== What you will do ==
Transcribe the records below exactly as they appear.

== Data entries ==
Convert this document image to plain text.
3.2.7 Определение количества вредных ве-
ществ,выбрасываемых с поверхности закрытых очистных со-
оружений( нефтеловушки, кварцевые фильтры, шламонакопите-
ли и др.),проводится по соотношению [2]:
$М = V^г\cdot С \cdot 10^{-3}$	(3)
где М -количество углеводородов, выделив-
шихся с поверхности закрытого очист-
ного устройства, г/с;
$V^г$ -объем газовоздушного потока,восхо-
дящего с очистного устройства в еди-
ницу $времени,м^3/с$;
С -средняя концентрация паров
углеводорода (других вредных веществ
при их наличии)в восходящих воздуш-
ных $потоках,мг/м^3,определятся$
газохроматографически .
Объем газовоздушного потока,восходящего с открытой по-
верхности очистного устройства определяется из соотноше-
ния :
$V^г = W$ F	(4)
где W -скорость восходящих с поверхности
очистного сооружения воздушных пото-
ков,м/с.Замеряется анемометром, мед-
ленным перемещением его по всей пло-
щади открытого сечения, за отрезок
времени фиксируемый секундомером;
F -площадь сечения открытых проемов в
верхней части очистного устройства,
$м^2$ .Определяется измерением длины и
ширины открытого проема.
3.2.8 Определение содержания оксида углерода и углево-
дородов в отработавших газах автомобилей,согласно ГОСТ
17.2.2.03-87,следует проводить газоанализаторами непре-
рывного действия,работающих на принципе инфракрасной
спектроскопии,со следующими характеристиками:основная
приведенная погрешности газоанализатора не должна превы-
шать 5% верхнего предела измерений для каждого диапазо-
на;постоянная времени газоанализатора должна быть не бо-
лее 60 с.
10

== Exercise answer ==
Convert this document image to plain text.
3.2.7 Определение количества вредных ве-
ществ,выбрасываемых с поверхности закрытых очистных со-
оружений( нефтеловушки, кварцевые фильтры, шламонакопите-
ли и др.),проводится по соотношению [2]:
$М = V^г\cdot С \cdot 10^{-3}$	(3)
где М -количество углеводородов, выделив-
шихся с поверхности закрытого очист-
ного устройства, г/с;
$V^г$ -объем газовоздушного потока,восхо-
дящего с очистного устройства в еди-
ницу $времени,м^3/с$;
С -средняя концентрация паров
углеводорода (других вредных веществ
при их наличии)в восходящих воздуш-
ных $потоках,мг/м^3,определятся$
газохроматографически .
Объем газовоздушного потока,восходящего с открытой по-
верхности очистного устройства определяется из соотноше-
ния :
$V^г = W$ F	(4)
где W -скорость восходящих с поверхности
очистного сооружения воздушных пото-
ков,м/с.Замеряется анемометром, мед-
ленным перемещением его по всей пло-
щади открытого сечения, за отрезок
времени фиксируемый секундомером;
F -площадь сечения открытых проемов в
верхней части очистного устройства,
$м^2$ .Определяется измерением длины и
ширины открытого проема.
3.2.8 Определение содержания оксида углерода и углево-
дородов в отработавших газах автомобилей,согласно ГОСТ
17.2.2.03-87,следует проводить газоанализаторами непре-
рывного действия,работающих на принципе инфракрасной
спектроскопии,со следующими характеристиками:основная
приведенная погрешности газоанализатора не должна превы-
шать 5% верхнего предела измерений для каждого диапазо-
на;постоянная времени газоанализатора должна быть не бо-
лее 60 с.
10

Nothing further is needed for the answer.